→ Work required
In the copy, keep every record exact and leave out all images.

— start Task data —

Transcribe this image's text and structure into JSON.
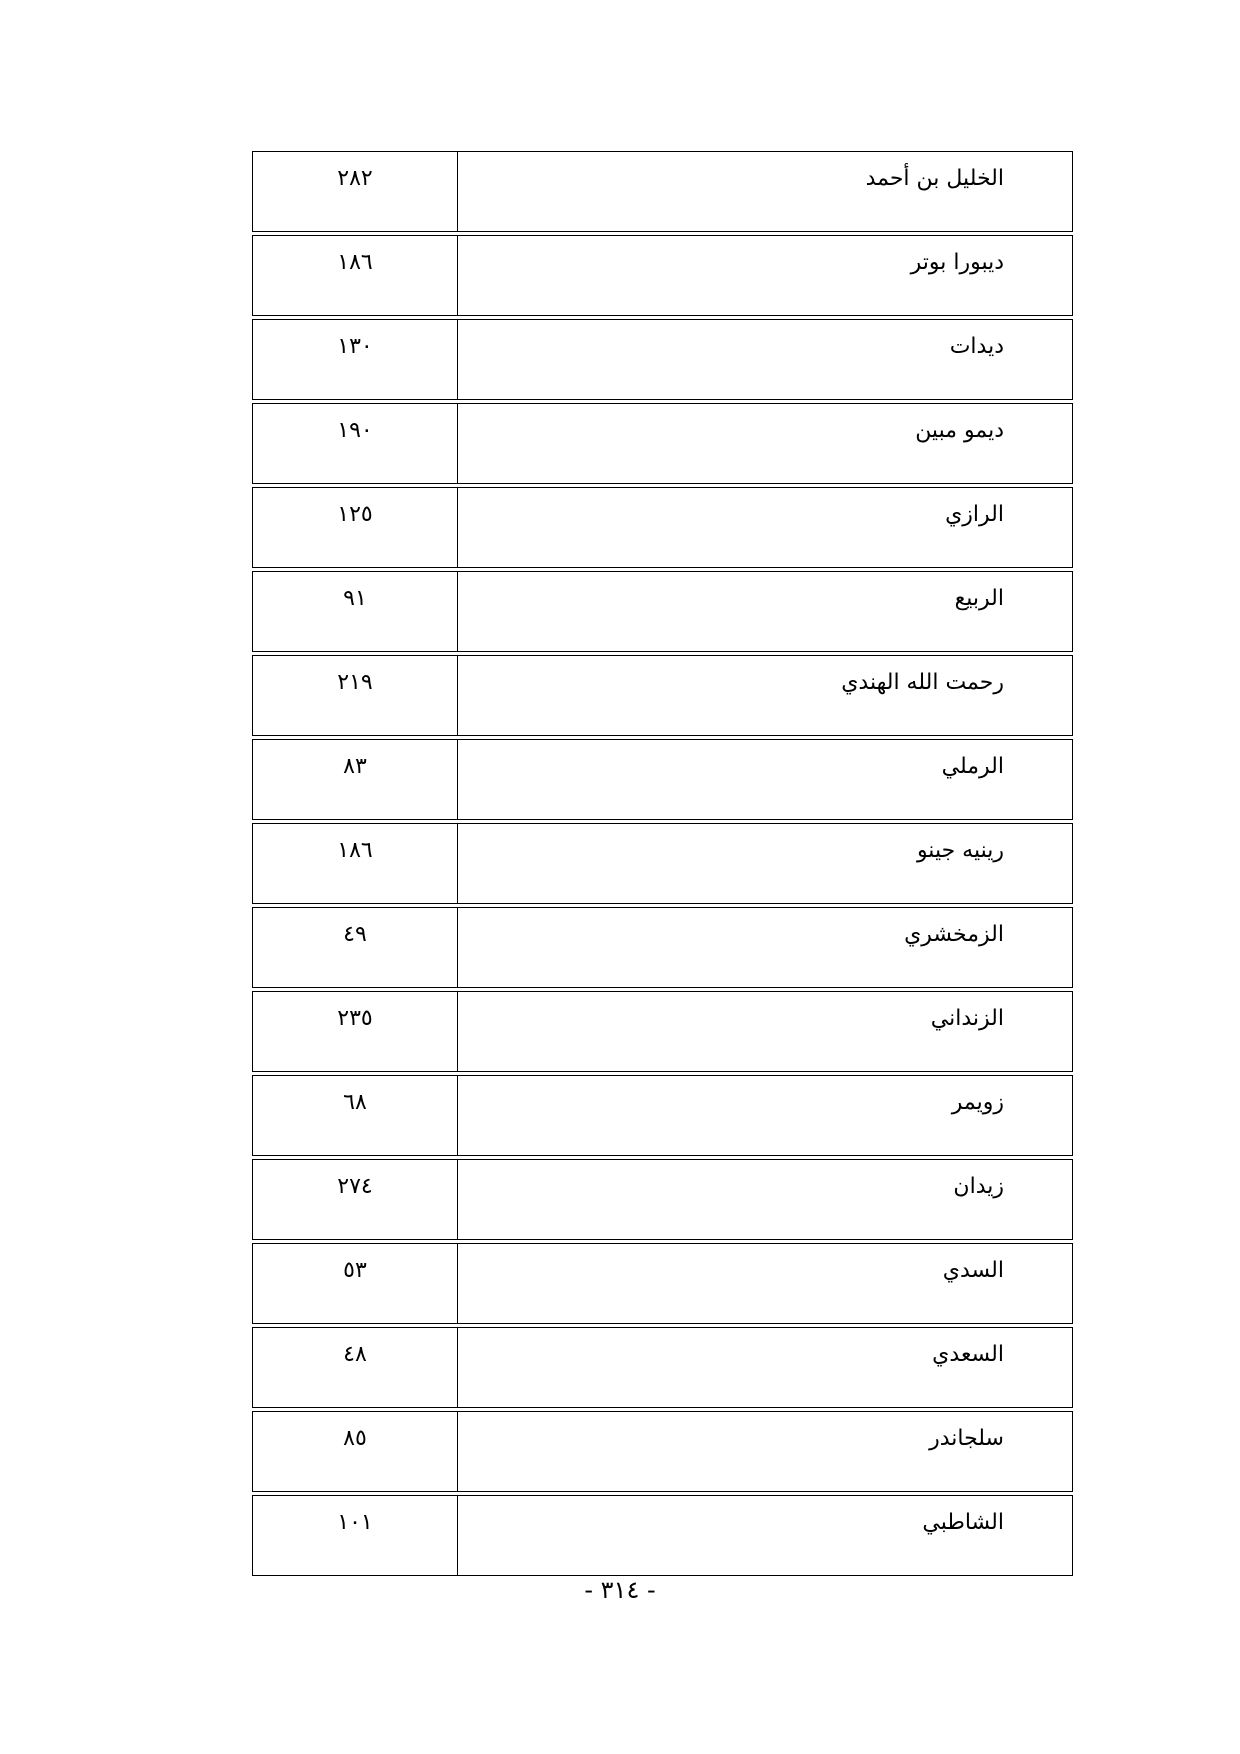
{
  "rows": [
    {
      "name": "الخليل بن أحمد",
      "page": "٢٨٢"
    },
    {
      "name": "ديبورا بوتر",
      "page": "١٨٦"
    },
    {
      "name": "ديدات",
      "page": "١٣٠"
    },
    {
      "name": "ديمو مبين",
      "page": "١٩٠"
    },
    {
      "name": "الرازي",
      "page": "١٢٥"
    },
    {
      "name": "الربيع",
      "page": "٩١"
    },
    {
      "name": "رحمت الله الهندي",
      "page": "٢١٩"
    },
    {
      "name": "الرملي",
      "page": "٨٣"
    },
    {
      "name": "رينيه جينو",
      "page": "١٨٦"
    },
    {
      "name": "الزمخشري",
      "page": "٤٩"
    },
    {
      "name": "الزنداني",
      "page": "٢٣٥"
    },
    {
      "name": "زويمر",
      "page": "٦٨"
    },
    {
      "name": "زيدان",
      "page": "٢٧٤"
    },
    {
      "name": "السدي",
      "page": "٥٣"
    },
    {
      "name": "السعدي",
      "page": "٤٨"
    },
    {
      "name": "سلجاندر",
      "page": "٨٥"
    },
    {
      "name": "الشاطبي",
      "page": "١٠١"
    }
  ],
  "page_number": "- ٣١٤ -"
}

— end Task data —

→ Response for this exercise
Transcribe this image's text and structure into JSON.
{
  "rows": [
    {
      "name": "الخليل بن أحمد",
      "page": "٢٨٢"
    },
    {
      "name": "ديبورا بوتر",
      "page": "١٨٦"
    },
    {
      "name": "ديدات",
      "page": "١٣٠"
    },
    {
      "name": "ديمو مبين",
      "page": "١٩٠"
    },
    {
      "name": "الرازي",
      "page": "١٢٥"
    },
    {
      "name": "الربيع",
      "page": "٩١"
    },
    {
      "name": "رحمت الله الهندي",
      "page": "٢١٩"
    },
    {
      "name": "الرملي",
      "page": "٨٣"
    },
    {
      "name": "رينيه جينو",
      "page": "١٨٦"
    },
    {
      "name": "الزمخشري",
      "page": "٤٩"
    },
    {
      "name": "الزنداني",
      "page": "٢٣٥"
    },
    {
      "name": "زويمر",
      "page": "٦٨"
    },
    {
      "name": "زيدان",
      "page": "٢٧٤"
    },
    {
      "name": "السدي",
      "page": "٥٣"
    },
    {
      "name": "السعدي",
      "page": "٤٨"
    },
    {
      "name": "سلجاندر",
      "page": "٨٥"
    },
    {
      "name": "الشاطبي",
      "page": "١٠١"
    }
  ],
  "page_number": "- ٣١٤ -"
}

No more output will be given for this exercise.